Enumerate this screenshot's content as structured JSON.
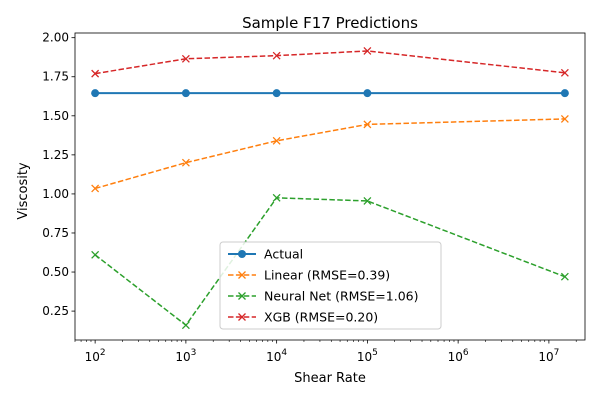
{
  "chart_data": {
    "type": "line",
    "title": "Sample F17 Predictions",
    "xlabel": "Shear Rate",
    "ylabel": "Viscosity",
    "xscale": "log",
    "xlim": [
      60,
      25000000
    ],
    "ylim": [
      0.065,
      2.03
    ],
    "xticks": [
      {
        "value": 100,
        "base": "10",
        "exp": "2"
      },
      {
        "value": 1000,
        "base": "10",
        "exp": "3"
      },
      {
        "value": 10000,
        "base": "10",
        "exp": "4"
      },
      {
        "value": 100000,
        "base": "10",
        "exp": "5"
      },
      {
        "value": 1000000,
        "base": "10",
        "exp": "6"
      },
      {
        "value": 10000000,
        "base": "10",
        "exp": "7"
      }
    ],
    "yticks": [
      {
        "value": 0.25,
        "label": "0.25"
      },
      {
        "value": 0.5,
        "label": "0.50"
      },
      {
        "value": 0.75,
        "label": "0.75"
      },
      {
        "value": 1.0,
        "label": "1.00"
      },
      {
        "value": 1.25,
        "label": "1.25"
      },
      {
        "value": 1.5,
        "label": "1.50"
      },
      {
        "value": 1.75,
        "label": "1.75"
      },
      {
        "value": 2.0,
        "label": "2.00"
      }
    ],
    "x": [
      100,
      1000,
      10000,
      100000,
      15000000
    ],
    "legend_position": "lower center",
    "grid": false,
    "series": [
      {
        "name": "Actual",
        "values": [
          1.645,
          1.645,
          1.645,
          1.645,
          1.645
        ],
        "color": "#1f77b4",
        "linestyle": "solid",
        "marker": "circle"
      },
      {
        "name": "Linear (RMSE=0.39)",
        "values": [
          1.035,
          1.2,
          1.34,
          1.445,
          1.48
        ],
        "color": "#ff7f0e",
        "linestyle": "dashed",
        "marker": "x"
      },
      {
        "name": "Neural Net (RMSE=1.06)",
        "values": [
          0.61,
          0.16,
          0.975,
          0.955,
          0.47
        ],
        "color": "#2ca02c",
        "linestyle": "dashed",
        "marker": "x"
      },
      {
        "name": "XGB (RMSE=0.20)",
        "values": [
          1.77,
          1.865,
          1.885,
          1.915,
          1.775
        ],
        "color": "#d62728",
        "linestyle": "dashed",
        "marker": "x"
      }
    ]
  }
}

· · · ·

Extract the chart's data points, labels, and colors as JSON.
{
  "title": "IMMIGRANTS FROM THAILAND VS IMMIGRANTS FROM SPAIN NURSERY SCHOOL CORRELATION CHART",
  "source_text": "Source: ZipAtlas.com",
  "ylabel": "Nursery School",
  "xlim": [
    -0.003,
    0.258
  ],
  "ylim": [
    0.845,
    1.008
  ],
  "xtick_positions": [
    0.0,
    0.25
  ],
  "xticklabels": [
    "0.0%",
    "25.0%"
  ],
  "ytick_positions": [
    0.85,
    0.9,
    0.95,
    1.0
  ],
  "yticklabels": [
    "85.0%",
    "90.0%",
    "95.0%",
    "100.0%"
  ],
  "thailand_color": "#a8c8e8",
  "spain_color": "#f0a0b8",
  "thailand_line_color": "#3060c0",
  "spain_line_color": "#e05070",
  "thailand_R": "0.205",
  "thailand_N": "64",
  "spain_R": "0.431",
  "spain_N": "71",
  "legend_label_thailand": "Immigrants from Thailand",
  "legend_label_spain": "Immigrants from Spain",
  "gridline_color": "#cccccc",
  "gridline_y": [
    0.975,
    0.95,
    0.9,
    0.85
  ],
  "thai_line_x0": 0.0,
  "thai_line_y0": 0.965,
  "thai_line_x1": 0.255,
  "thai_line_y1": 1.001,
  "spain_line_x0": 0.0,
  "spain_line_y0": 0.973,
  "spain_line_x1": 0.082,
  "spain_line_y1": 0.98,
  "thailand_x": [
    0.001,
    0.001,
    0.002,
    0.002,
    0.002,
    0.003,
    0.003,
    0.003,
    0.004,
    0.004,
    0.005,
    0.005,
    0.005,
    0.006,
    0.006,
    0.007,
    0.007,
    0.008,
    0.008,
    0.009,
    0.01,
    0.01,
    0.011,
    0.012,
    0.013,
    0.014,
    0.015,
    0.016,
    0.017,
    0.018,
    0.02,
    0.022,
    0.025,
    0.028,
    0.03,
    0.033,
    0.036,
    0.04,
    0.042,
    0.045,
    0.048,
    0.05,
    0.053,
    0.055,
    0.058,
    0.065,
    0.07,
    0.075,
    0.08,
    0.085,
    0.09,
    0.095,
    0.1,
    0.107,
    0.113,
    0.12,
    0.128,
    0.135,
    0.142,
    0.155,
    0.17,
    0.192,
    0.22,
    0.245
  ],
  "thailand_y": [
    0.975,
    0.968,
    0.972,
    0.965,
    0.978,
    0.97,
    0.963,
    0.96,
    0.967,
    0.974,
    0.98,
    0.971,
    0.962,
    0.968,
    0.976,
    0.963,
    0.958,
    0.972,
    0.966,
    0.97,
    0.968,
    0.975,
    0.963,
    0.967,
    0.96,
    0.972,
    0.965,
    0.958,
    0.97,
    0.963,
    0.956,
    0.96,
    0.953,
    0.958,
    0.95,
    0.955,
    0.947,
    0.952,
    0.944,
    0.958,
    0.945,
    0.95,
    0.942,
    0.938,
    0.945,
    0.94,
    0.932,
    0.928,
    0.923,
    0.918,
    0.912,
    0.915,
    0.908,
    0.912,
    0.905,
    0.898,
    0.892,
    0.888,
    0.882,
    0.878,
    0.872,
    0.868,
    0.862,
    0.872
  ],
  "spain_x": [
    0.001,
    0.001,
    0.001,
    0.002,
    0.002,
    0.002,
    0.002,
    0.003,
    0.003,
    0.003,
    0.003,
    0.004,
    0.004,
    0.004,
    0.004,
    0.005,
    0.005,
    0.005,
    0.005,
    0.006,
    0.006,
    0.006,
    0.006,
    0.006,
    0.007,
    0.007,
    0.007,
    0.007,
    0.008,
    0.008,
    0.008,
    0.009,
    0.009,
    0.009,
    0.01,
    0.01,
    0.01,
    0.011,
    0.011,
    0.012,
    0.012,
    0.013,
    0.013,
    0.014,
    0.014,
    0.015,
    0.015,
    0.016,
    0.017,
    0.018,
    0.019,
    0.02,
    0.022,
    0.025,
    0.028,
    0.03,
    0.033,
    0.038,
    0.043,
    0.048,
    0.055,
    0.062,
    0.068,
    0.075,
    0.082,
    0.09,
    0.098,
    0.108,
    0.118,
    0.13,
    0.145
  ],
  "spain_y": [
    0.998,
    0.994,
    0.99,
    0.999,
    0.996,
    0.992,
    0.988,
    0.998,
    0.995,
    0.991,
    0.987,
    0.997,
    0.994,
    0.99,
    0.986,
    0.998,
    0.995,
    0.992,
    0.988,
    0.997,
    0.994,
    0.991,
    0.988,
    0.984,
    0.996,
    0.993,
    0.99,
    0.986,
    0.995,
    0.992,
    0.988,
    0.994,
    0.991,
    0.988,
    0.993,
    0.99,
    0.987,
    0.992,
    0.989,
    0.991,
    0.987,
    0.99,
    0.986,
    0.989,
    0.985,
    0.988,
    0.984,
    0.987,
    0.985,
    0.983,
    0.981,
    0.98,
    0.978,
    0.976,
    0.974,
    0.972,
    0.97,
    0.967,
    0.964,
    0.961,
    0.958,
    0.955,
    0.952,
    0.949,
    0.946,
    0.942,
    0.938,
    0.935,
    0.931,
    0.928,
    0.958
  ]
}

· · · ·

Copy every line from the entries that contains the word "name".

        "name": "Actual",
        "name": "Linear (RMSE=0.39)",
        "name": "Neural Net (RMSE=1.06)",
        "name": "XGB (RMSE=0.20)",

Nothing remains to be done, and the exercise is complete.